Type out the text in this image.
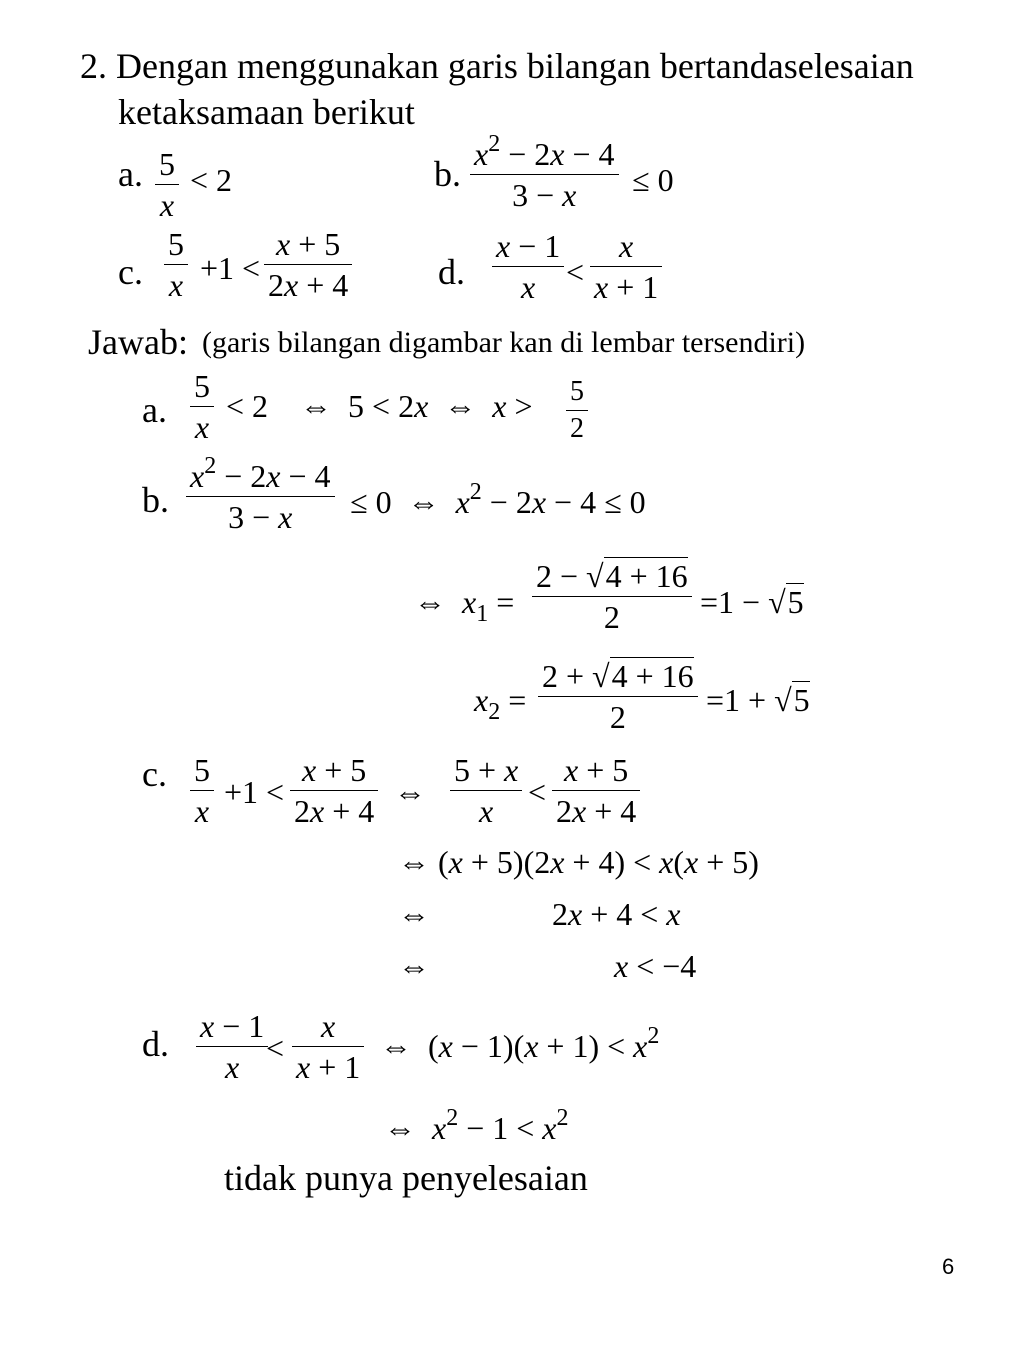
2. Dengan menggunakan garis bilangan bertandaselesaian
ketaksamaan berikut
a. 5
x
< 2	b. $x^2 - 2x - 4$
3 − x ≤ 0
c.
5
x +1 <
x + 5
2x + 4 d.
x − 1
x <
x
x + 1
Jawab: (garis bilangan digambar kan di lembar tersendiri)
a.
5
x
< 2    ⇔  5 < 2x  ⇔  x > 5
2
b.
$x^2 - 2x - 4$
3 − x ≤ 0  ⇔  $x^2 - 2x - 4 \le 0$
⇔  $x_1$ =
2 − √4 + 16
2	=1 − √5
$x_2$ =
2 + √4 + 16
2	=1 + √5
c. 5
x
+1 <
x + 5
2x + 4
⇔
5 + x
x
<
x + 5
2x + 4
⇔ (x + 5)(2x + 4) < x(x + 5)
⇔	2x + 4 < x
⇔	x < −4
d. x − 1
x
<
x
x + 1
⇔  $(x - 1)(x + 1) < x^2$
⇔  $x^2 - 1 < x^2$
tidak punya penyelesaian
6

━━━━━━━━━━━━━━━━━━━━━━━━━━━━━━

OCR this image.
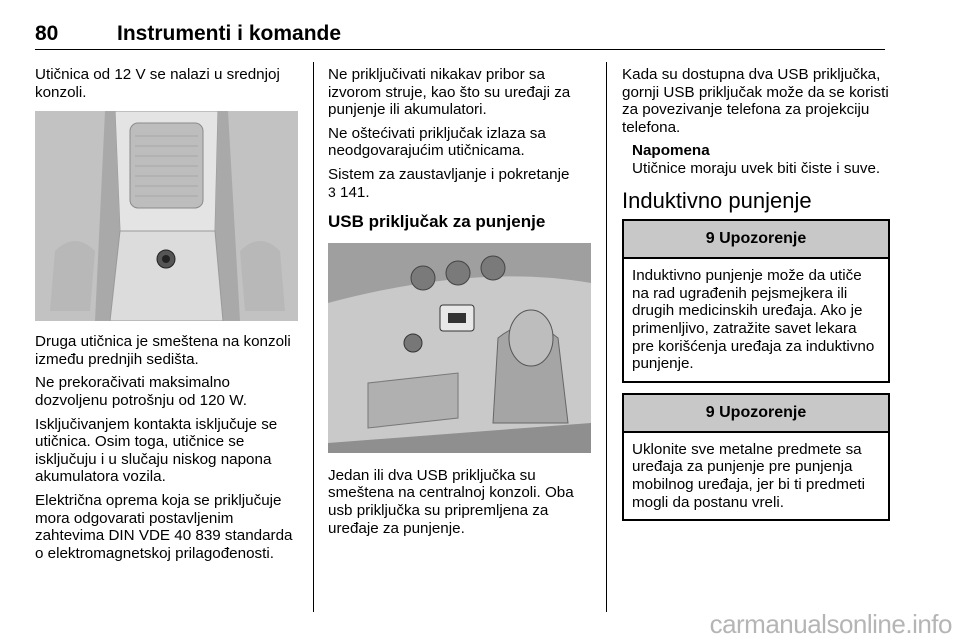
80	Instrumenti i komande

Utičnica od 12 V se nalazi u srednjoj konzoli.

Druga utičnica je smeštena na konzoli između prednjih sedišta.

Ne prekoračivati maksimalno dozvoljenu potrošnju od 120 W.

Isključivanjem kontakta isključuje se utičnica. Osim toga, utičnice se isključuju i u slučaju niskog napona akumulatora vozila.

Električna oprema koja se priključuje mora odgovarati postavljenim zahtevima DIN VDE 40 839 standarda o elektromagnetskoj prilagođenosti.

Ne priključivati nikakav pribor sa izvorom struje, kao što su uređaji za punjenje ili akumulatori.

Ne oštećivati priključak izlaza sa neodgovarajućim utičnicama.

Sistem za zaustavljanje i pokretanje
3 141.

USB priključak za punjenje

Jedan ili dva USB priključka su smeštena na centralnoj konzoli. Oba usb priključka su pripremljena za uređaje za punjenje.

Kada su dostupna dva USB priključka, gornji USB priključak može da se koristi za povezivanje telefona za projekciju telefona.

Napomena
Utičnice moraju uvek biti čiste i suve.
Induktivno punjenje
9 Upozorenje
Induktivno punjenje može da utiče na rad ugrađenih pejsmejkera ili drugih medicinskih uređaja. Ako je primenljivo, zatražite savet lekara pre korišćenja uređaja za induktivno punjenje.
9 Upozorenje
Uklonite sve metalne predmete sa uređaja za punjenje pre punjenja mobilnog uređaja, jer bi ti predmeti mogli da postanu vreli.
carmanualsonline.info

━━━━━━━━━━━━━━━━━━━━━━━━━━━━━━

» Written task:
Out of the material above, gather each line where "konzoli" appears.

» Reply to the task:
Utičnica od 12 V se nalazi u srednjoj konzoli.
Druga utičnica je smeštena na konzoli između prednjih sedišta.
Jedan ili dva USB priključka su smeštena na centralnoj konzoli. Oba usb priključka su pripremljena za uređaje za punjenje.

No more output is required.